* begin *
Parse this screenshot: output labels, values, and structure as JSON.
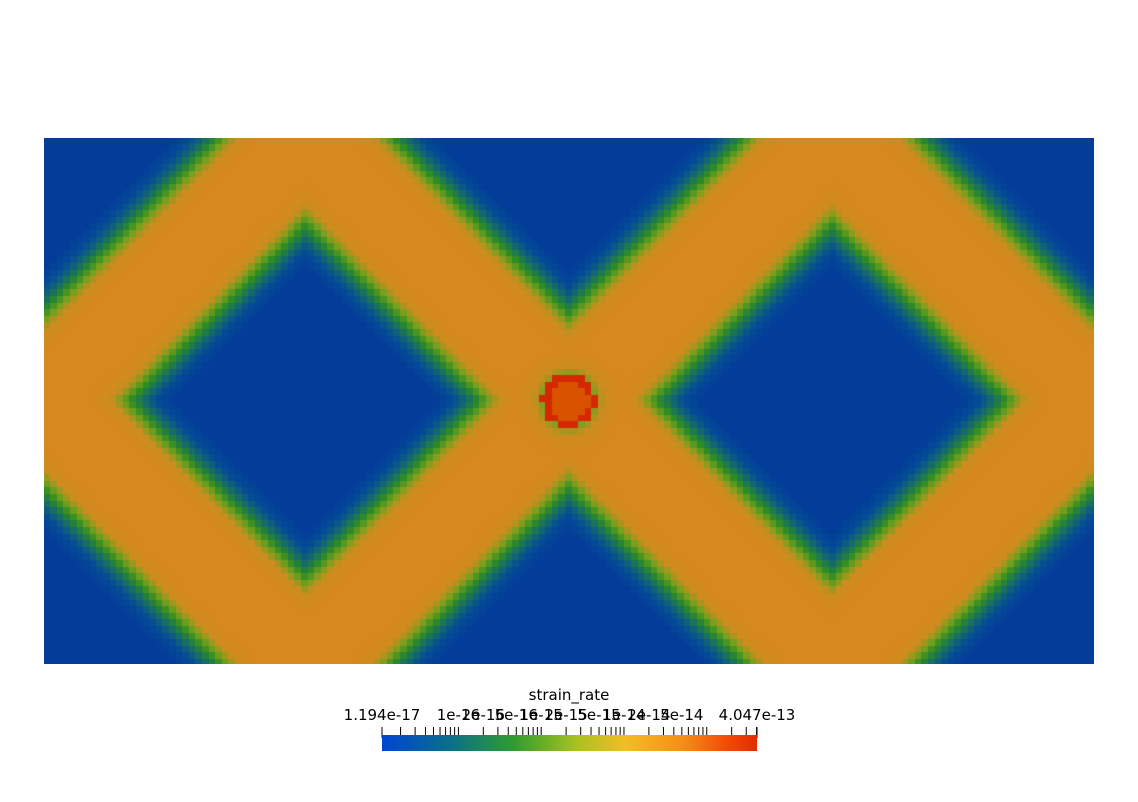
{
  "scalar_bar": {
    "title": "strain_rate",
    "range_min": 1.194e-17,
    "range_max": 4.047e-13,
    "scale": "log",
    "labels": {
      "min": "1.194e-17",
      "max": "4.047e-13",
      "ticks": [
        "1e-16",
        "2e-16",
        "5e-16",
        "1e-15",
        "2e-15",
        "5e-15",
        "1e-14",
        "2e-14",
        "5e-14"
      ]
    },
    "colormap": [
      "#0044d4",
      "#0b6e8a",
      "#2f9c2f",
      "#a9c21f",
      "#f3bd23",
      "#f58f16",
      "#f44a05",
      "#e32a00"
    ]
  },
  "field": {
    "background_color": "#033d99",
    "band_color": "#d7881f",
    "center_color": "#d85200",
    "center_ring_color": "#d42800",
    "transition_color": "#2e8c23"
  }
}
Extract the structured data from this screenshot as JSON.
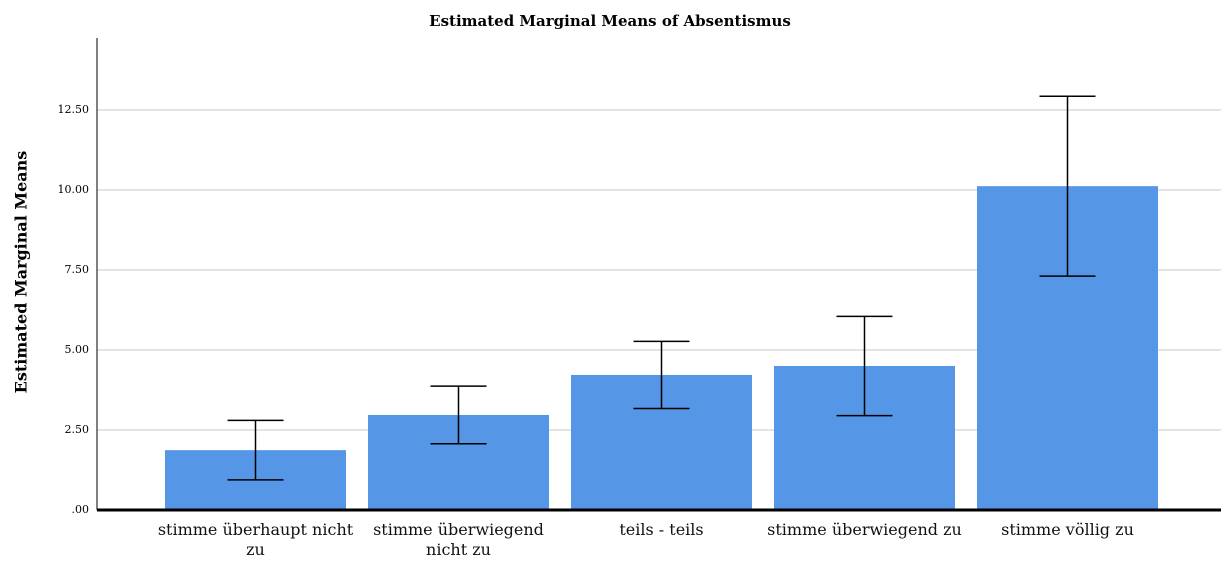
* end *
• **PROBLEM TO SOLVE**:
Transcribe the material exactly, and leave out whatever pictures it holds.

• **TASK RESULT**:
Parse this screenshot: output labels, values, and structure as JSON.
{
  "scalar_bar": {
    "title": "strain_rate",
    "range_min": 1.194e-17,
    "range_max": 4.047e-13,
    "scale": "log",
    "labels": {
      "min": "1.194e-17",
      "max": "4.047e-13",
      "ticks": [
        "1e-16",
        "2e-16",
        "5e-16",
        "1e-15",
        "2e-15",
        "5e-15",
        "1e-14",
        "2e-14",
        "5e-14"
      ]
    },
    "colormap": [
      "#0044d4",
      "#0b6e8a",
      "#2f9c2f",
      "#a9c21f",
      "#f3bd23",
      "#f58f16",
      "#f44a05",
      "#e32a00"
    ]
  },
  "field": {
    "background_color": "#033d99",
    "band_color": "#d7881f",
    "center_color": "#d85200",
    "center_ring_color": "#d42800",
    "transition_color": "#2e8c23"
  }
}
Extract the structured data from this screenshot as JSON.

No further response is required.